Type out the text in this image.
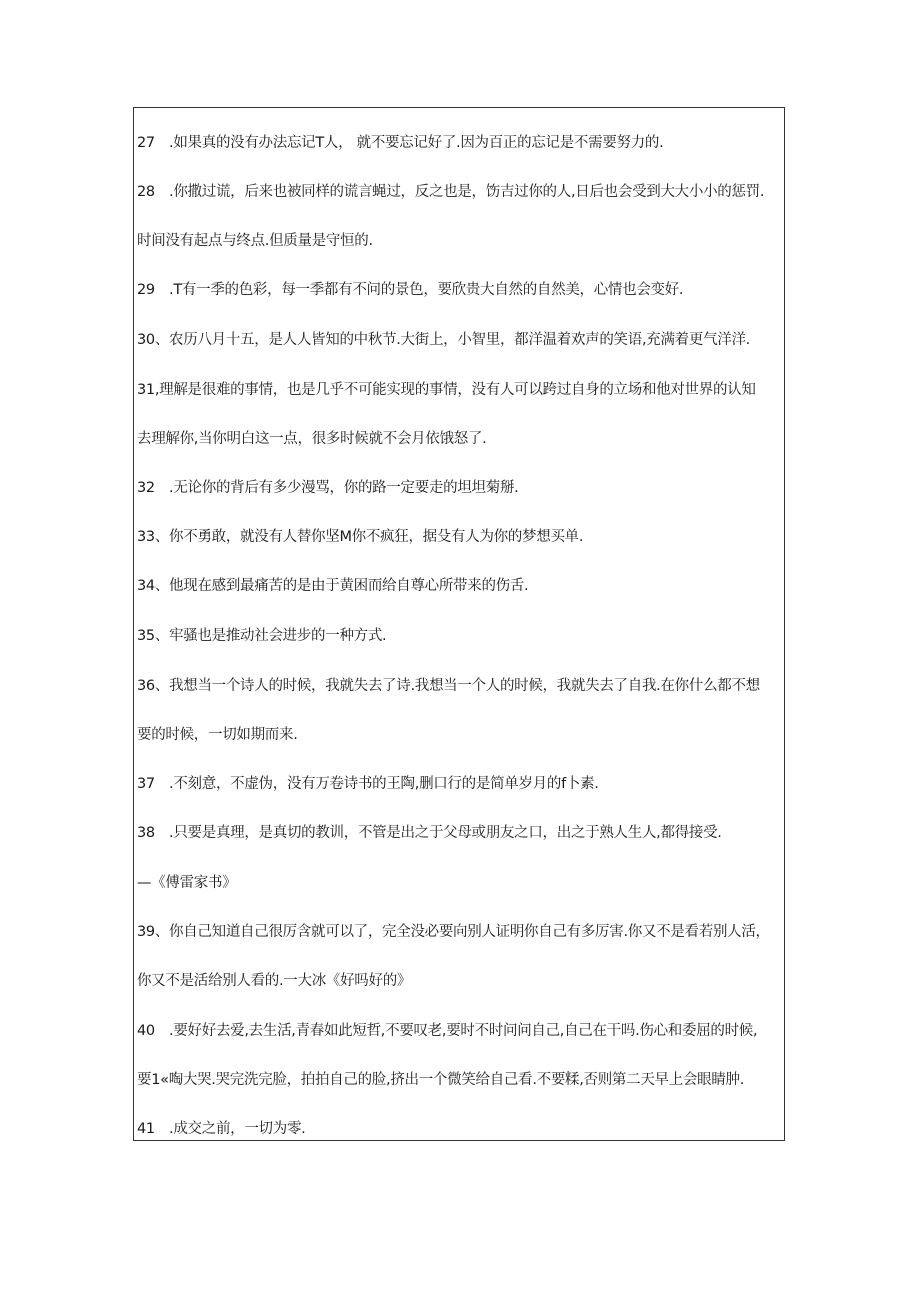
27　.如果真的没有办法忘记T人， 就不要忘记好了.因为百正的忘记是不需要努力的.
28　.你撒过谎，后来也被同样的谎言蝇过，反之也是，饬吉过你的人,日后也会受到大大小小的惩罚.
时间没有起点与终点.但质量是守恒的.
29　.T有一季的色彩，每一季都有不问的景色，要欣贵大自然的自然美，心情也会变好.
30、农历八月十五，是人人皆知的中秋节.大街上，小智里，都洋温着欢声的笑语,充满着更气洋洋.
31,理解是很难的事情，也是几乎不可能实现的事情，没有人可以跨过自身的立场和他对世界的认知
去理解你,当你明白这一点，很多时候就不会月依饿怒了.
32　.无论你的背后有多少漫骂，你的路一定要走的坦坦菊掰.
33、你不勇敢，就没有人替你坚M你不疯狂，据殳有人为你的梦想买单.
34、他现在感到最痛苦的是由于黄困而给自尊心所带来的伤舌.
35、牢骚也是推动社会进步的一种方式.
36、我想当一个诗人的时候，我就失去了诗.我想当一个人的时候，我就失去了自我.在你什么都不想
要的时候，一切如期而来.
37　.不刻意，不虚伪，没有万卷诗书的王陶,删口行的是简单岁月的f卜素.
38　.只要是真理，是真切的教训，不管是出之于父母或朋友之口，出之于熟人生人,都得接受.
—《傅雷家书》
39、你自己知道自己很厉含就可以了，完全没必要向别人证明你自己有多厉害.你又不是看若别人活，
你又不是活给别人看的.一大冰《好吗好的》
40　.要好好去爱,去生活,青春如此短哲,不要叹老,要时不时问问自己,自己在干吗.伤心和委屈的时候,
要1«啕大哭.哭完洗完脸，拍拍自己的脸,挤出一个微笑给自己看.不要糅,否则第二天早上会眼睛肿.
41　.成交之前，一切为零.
+-------+
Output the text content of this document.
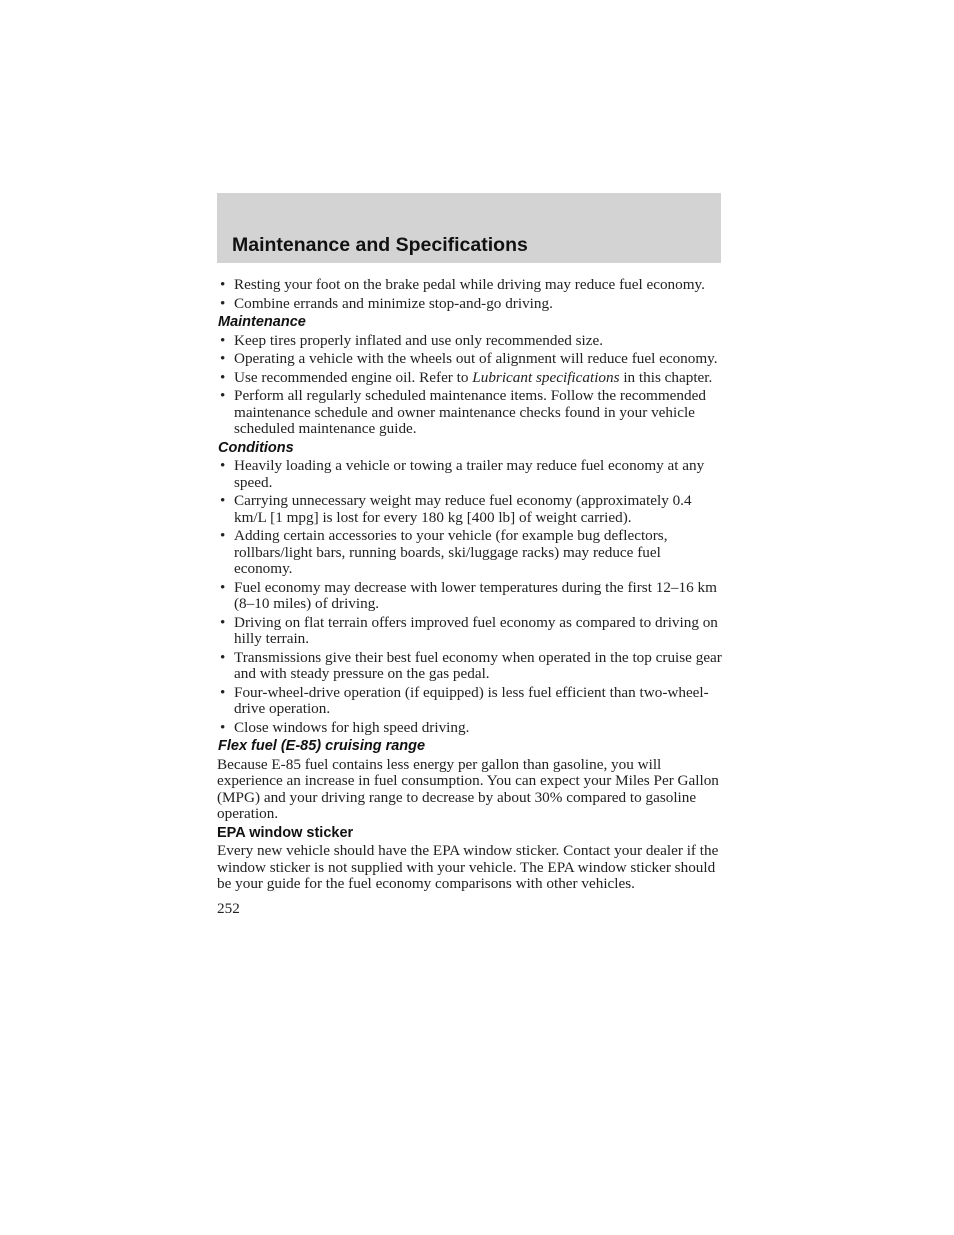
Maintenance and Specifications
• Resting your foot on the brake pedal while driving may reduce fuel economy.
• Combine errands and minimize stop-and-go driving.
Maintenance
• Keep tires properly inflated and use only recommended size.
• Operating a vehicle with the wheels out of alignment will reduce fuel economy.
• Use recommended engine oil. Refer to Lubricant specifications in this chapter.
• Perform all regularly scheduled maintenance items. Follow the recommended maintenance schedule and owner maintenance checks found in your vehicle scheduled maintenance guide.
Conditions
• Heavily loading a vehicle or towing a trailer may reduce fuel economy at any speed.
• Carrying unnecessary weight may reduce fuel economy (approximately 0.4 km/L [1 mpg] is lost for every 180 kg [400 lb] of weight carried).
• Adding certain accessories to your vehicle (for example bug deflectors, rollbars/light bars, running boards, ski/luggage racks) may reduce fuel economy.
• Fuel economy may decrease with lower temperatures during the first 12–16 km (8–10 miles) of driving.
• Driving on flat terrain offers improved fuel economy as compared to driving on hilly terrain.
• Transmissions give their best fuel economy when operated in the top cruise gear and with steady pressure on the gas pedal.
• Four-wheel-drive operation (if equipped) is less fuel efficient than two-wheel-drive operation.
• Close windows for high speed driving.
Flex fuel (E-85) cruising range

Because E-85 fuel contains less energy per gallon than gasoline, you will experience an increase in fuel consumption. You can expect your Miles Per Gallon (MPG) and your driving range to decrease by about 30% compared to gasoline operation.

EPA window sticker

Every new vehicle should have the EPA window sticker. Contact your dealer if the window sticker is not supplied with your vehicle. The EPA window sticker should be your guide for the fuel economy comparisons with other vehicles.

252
+-------+
EXERCISE DETAILS
From the material above, copy each line that includes the word "recommended".

OUTPUT FOR THIS TASK
• Keep tires properly inflated and use only recommended size.
• Use recommended engine oil. Refer to Lubricant specifications in this chapter.
• Perform all regularly scheduled maintenance items. Follow the recommended maintenance schedule and owner maintenance checks found in your vehicle scheduled maintenance guide.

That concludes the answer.